Transcribe the material word for word, but without the images.

Data to process.
_ _ _ _ _ _ _
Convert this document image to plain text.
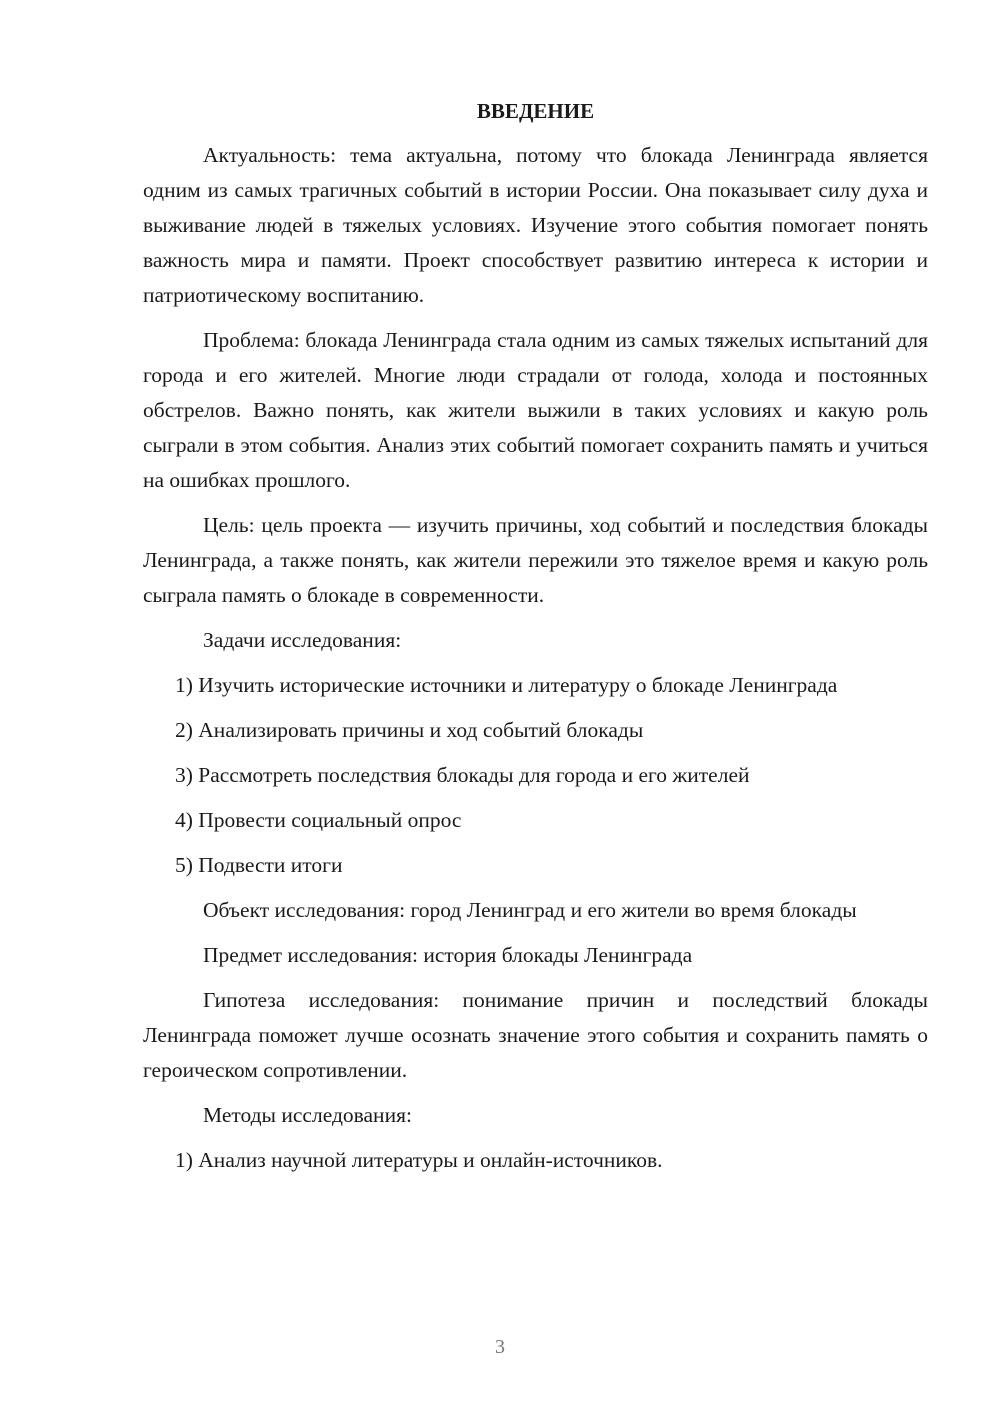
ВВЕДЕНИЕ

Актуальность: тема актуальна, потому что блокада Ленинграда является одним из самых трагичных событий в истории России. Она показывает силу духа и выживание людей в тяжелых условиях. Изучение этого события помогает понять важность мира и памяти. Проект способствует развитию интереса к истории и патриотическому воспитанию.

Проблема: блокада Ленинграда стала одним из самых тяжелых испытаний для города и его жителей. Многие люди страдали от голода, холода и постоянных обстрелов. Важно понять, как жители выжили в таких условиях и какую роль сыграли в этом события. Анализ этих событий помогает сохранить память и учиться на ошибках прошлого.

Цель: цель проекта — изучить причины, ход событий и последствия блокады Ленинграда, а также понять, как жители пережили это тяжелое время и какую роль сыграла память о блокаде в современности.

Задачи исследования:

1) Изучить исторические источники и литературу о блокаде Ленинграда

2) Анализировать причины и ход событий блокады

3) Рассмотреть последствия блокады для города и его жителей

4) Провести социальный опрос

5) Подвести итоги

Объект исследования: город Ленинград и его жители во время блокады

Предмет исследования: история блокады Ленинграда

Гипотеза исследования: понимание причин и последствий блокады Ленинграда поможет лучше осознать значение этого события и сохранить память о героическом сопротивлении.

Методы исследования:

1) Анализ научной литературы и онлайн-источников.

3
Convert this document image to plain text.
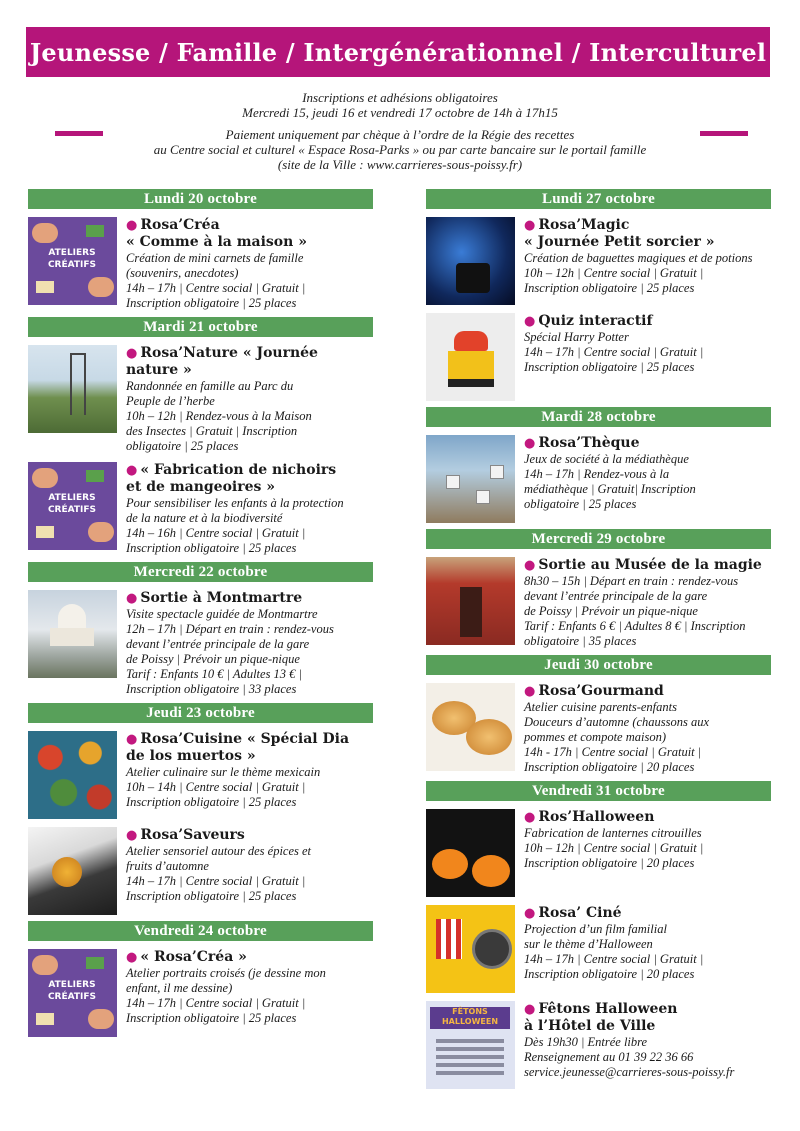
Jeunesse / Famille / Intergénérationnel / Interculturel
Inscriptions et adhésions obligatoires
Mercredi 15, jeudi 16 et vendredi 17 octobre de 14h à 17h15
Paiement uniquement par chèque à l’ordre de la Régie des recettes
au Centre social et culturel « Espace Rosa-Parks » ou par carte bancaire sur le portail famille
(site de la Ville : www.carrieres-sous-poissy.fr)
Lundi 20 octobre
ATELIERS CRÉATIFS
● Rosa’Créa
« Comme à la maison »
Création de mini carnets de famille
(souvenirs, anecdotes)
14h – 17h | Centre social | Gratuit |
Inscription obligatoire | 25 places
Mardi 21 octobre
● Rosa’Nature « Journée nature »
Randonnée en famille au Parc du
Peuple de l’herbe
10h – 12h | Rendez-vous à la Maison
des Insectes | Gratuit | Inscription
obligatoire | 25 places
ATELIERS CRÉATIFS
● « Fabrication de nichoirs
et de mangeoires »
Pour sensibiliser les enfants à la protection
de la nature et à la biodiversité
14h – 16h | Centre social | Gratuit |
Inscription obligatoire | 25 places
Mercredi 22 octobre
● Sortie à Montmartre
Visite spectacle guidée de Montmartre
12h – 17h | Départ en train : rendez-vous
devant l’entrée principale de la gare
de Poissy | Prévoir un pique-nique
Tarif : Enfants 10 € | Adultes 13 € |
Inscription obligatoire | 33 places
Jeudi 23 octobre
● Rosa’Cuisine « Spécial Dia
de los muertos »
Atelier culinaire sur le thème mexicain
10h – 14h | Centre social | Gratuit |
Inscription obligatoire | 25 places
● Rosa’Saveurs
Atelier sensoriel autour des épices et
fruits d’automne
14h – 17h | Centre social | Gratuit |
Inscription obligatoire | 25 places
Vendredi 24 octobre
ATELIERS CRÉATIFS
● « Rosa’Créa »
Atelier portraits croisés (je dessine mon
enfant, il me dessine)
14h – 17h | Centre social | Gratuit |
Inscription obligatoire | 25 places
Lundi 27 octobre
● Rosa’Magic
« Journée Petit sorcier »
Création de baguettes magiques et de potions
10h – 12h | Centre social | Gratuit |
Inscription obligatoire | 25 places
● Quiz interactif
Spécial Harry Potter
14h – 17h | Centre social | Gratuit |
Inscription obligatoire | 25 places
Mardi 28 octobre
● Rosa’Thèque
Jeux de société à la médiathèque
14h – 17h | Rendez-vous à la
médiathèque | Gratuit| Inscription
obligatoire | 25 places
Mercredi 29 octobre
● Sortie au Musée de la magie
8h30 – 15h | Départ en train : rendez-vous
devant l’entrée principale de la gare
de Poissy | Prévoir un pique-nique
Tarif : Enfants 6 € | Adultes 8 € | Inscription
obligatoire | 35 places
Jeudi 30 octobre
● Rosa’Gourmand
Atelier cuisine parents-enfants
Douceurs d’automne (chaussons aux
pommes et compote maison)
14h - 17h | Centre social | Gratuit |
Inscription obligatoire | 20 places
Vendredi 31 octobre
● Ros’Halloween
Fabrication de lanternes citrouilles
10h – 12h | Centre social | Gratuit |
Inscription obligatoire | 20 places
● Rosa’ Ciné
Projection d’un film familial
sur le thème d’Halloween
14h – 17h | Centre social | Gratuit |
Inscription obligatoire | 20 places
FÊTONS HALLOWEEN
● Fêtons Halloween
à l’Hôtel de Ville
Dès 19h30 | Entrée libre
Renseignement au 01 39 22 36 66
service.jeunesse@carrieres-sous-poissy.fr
_ _ _ _ _ _ _
Task result.
Convert this document image to plain text.
ВВЕДЕНИЕ

Актуальность: тема актуальна, потому что блокада Ленинграда является одним из самых трагичных событий в истории России. Она показывает силу духа и выживание людей в тяжелых условиях. Изучение этого события помогает понять важность мира и памяти. Проект способствует развитию интереса к истории и патриотическому воспитанию.

Проблема: блокада Ленинграда стала одним из самых тяжелых испытаний для города и его жителей. Многие люди страдали от голода, холода и постоянных обстрелов. Важно понять, как жители выжили в таких условиях и какую роль сыграли в этом события. Анализ этих событий помогает сохранить память и учиться на ошибках прошлого.

Цель: цель проекта — изучить причины, ход событий и последствия блокады Ленинграда, а также понять, как жители пережили это тяжелое время и какую роль сыграла память о блокаде в современности.

Задачи исследования:

1) Изучить исторические источники и литературу о блокаде Ленинграда

2) Анализировать причины и ход событий блокады

3) Рассмотреть последствия блокады для города и его жителей

4) Провести социальный опрос

5) Подвести итоги

Объект исследования: город Ленинград и его жители во время блокады

Предмет исследования: история блокады Ленинграда

Гипотеза исследования: понимание причин и последствий блокады Ленинграда поможет лучше осознать значение этого события и сохранить память о героическом сопротивлении.

Методы исследования:

1) Анализ научной литературы и онлайн-источников.

3
Convert this document image to plain text.
Jeunesse / Famille / Intergénérationnel / Interculturel
Inscriptions et adhésions obligatoires
Mercredi 15, jeudi 16 et vendredi 17 octobre de 14h à 17h15
Paiement uniquement par chèque à l’ordre de la Régie des recettes
au Centre social et culturel « Espace Rosa-Parks » ou par carte bancaire sur le portail famille
(site de la Ville : www.carrieres-sous-poissy.fr)
Lundi 20 octobre
ATELIERS CRÉATIFS
● Rosa’Créa
« Comme à la maison »
Création de mini carnets de famille
(souvenirs, anecdotes)
14h – 17h | Centre social | Gratuit |
Inscription obligatoire | 25 places
Mardi 21 octobre
● Rosa’Nature « Journée nature »
Randonnée en famille au Parc du
Peuple de l’herbe
10h – 12h | Rendez-vous à la Maison
des Insectes | Gratuit | Inscription
obligatoire | 25 places
ATELIERS CRÉATIFS
● « Fabrication de nichoirs
et de mangeoires »
Pour sensibiliser les enfants à la protection
de la nature et à la biodiversité
14h – 16h | Centre social | Gratuit |
Inscription obligatoire | 25 places
Mercredi 22 octobre
● Sortie à Montmartre
Visite spectacle guidée de Montmartre
12h – 17h | Départ en train : rendez-vous
devant l’entrée principale de la gare
de Poissy | Prévoir un pique-nique
Tarif : Enfants 10 € | Adultes 13 € |
Inscription obligatoire | 33 places
Jeudi 23 octobre
● Rosa’Cuisine « Spécial Dia
de los muertos »
Atelier culinaire sur le thème mexicain
10h – 14h | Centre social | Gratuit |
Inscription obligatoire | 25 places
● Rosa’Saveurs
Atelier sensoriel autour des épices et
fruits d’automne
14h – 17h | Centre social | Gratuit |
Inscription obligatoire | 25 places
Vendredi 24 octobre
ATELIERS CRÉATIFS
● « Rosa’Créa »
Atelier portraits croisés (je dessine mon
enfant, il me dessine)
14h – 17h | Centre social | Gratuit |
Inscription obligatoire | 25 places
Lundi 27 octobre
● Rosa’Magic
« Journée Petit sorcier »
Création de baguettes magiques et de potions
10h – 12h | Centre social | Gratuit |
Inscription obligatoire | 25 places
● Quiz interactif
Spécial Harry Potter
14h – 17h | Centre social | Gratuit |
Inscription obligatoire | 25 places
Mardi 28 octobre
● Rosa’Thèque
Jeux de société à la médiathèque
14h – 17h | Rendez-vous à la
médiathèque | Gratuit| Inscription
obligatoire | 25 places
Mercredi 29 octobre
● Sortie au Musée de la magie
8h30 – 15h | Départ en train : rendez-vous
devant l’entrée principale de la gare
de Poissy | Prévoir un pique-nique
Tarif : Enfants 6 € | Adultes 8 € | Inscription
obligatoire | 35 places
Jeudi 30 octobre
● Rosa’Gourmand
Atelier cuisine parents-enfants
Douceurs d’automne (chaussons aux
pommes et compote maison)
14h - 17h | Centre social | Gratuit |
Inscription obligatoire | 20 places
Vendredi 31 octobre
● Ros’Halloween
Fabrication de lanternes citrouilles
10h – 12h | Centre social | Gratuit |
Inscription obligatoire | 20 places
● Rosa’ Ciné
Projection d’un film familial
sur le thème d’Halloween
14h – 17h | Centre social | Gratuit |
Inscription obligatoire | 20 places
FÊTONS HALLOWEEN
● Fêtons Halloween
à l’Hôtel de Ville
Dès 19h30 | Entrée libre
Renseignement au 01 39 22 36 66
service.jeunesse@carrieres-sous-poissy.fr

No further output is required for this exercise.